▶ **Text excerpt**:
Everything to live for

by Airman Larissa Greatwood
86th Airlift Wing Public Affairs

Many times there are difficult obstacles to overcome in life. Not only can these obstructions be mentally and physically challenging to individuals, but they can be painful to discuss with others.

Staff Sgt. Craig West, 693rd Intelligence Support Squadron plans and installation manager, struggled from a young age to cope with certain dynamics in his life. To this day, he still finds it hard to accept the haunting reality of his past decisions.

“We all have things in life that are hard to admit or discuss,” West said. “The hardest thing that I’ve had to admit to myself is that I’m gay and tried to commit suicide.”

Because of West’s upbringing, he felt shameful for being homosexual, because most people in the town he grew up in were traditional and conservative.

“Where I grew up, you were Catholic,” West said. “If you weren’t Catholic, you were Methodist. It was a very conservative area. Being gay in that area doesn’t happen.”

Growing up, West knew he was different from his peers. He felt out of place around everyone in school.
“Going through high school, I wasn’t like the rest of the guys,” West said. “I wasn’t looking at girls.”

Though he didn’t participate in chasing women, no one knew he was gay. In fact, he was terrified to let anyone in on his secret.

“When I was a sophomore my cousin, Allen, came out to my family,” he said. “My father and his two brothers gave him 24 hours to get out of the state. I didn’t want that to happen to me, so I hid it. I hid it so well that no one had a single clue.”

West grew to hate himself. He focused his emotions on school and tried to numb himself from the pain he felt. He knew if he told anyone, they would reject him, especially the ones he loved most — his family.

“I went off to college and buried myself in work,” West said. “I was doing 18 to 22 credit hours a semester, working two to three jobs, doing anything to keep myself preoccupied. I started shutting down my emotions. The only emotion I couldn’t shut down was my hate toward myself.”

Despite depression, West was able to graduate from college. A week after he graduated, he lost his job. West knew he had to do something more with his life.

“I spent the summer bumming around, then joined the Air Force,” West said. “From there I was stationed at Andrews Air Force Base.”

Though West had a steady career, self-hatred lingered and depression continuously progressed.

▶ **Work to complete**: Write out the article word for word, everything from "Many times there" down to "traditional and conservative.". Rely only on the article above for what comes next.

[Saved data entries]
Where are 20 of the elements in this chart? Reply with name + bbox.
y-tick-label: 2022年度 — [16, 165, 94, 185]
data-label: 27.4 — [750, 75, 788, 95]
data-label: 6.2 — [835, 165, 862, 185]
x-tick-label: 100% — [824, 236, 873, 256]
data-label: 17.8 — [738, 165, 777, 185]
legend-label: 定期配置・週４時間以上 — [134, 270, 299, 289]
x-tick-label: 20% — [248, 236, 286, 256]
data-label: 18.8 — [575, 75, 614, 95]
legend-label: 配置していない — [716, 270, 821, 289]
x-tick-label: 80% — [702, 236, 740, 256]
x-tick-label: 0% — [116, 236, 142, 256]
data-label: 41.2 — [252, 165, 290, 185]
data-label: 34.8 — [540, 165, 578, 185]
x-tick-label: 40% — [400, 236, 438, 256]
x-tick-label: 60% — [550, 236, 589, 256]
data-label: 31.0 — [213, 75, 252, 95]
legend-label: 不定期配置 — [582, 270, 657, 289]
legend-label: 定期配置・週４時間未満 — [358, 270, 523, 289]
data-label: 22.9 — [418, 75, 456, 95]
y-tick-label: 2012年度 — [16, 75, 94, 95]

▶ **Response below**:
Many times there are difficult obstacles to overcome in life. Not only can these obstructions be mentally and physically challenging to individuals, but they can be painful to discuss with others.

Staff Sgt. Craig West, 693rd Intelligence Support Squadron plans and installation manager, struggled from a young age to cope with certain dynamics in his life. To this day, he still finds it hard to accept the haunting reality of his past decisions.

“We all have things in life that are hard to admit or discuss,” West said. “The hardest thing that I’ve had to admit to myself is that I’m gay and tried to commit suicide.”

Because of West’s upbringing, he felt shameful for being homosexual, because most people in the town he grew up in were traditional and conservative.